* START Data lines *

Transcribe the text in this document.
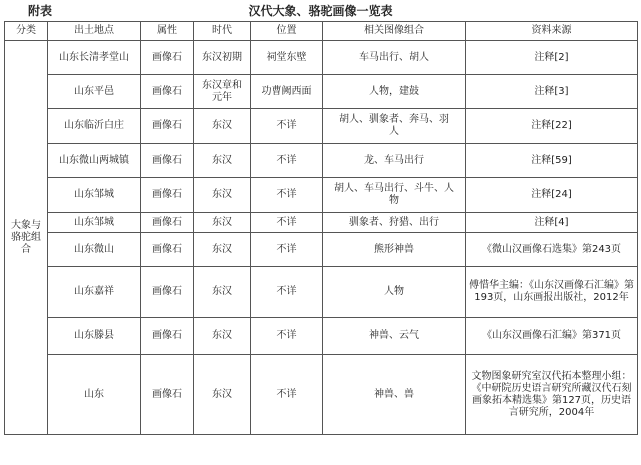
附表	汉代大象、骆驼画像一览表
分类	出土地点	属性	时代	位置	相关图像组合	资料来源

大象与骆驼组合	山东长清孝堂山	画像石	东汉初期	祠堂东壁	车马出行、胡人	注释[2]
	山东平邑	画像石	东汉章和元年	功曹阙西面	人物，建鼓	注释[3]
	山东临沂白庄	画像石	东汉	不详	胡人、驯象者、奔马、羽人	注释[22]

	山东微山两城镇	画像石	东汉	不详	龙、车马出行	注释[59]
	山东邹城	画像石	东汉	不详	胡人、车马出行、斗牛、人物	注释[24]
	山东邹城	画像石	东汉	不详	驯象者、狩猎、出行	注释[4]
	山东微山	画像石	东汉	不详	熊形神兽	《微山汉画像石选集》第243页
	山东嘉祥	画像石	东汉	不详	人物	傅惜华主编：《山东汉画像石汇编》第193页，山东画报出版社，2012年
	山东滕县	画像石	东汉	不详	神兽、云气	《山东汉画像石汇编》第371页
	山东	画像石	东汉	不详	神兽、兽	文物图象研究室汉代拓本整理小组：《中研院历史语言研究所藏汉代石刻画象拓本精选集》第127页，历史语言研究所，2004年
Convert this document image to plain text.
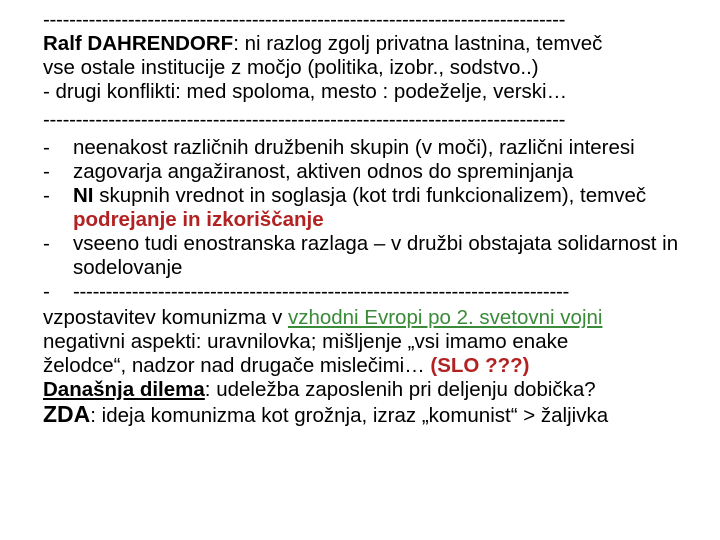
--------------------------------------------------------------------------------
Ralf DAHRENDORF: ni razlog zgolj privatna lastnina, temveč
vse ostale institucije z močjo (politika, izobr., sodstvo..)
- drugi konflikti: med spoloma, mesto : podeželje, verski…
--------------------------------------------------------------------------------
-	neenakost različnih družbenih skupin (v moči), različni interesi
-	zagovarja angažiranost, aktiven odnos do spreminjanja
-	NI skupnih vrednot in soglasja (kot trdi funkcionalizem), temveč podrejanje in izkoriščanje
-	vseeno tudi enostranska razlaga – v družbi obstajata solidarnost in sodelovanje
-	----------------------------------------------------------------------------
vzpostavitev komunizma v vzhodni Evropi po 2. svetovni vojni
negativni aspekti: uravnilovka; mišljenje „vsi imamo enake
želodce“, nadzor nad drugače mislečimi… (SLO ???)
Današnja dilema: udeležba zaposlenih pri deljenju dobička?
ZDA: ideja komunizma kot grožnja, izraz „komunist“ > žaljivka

* END Data lines *

Aim of the exercise:
The pictures should not be reproduced; quote all of the other material exactly.

Correct result:
Transcribe the text in this document.
附表	汉代大象、骆驼画像一览表
分类	出土地点	属性	时代	位置	相关图像组合	资料来源

大象与骆驼组合	山东长清孝堂山	画像石	东汉初期	祠堂东壁	车马出行、胡人	注释[2]
	山东平邑	画像石	东汉章和元年	功曹阙西面	人物，建鼓	注释[3]
	山东临沂白庄	画像石	东汉	不详	胡人、驯象者、奔马、羽人	注释[22]

	山东微山两城镇	画像石	东汉	不详	龙、车马出行	注释[59]
	山东邹城	画像石	东汉	不详	胡人、车马出行、斗牛、人物	注释[24]
	山东邹城	画像石	东汉	不详	驯象者、狩猎、出行	注释[4]
	山东微山	画像石	东汉	不详	熊形神兽	《微山汉画像石选集》第243页
	山东嘉祥	画像石	东汉	不详	人物	傅惜华主编：《山东汉画像石汇编》第193页，山东画报出版社，2012年
	山东滕县	画像石	东汉	不详	神兽、云气	《山东汉画像石汇编》第371页
	山东	画像石	东汉	不详	神兽、兽	文物图象研究室汉代拓本整理小组：《中研院历史语言研究所藏汉代石刻画象拓本精选集》第127页，历史语言研究所，2004年
Convert this document image to plain text.
--------------------------------------------------------------------------------
Ralf DAHRENDORF: ni razlog zgolj privatna lastnina, temveč
vse ostale institucije z močjo (politika, izobr., sodstvo..)
- drugi konflikti: med spoloma, mesto : podeželje, verski…
--------------------------------------------------------------------------------
-	neenakost različnih družbenih skupin (v moči), različni interesi
-	zagovarja angažiranost, aktiven odnos do spreminjanja
-	NI skupnih vrednot in soglasja (kot trdi funkcionalizem), temveč podrejanje in izkoriščanje
-	vseeno tudi enostranska razlaga – v družbi obstajata solidarnost in sodelovanje
-	----------------------------------------------------------------------------
vzpostavitev komunizma v vzhodni Evropi po 2. svetovni vojni
negativni aspekti: uravnilovka; mišljenje „vsi imamo enake
želodce“, nadzor nad drugače mislečimi… (SLO ???)
Današnja dilema: udeležba zaposlenih pri deljenju dobička?
ZDA: ideja komunizma kot grožnja, izraz „komunist“ > žaljivka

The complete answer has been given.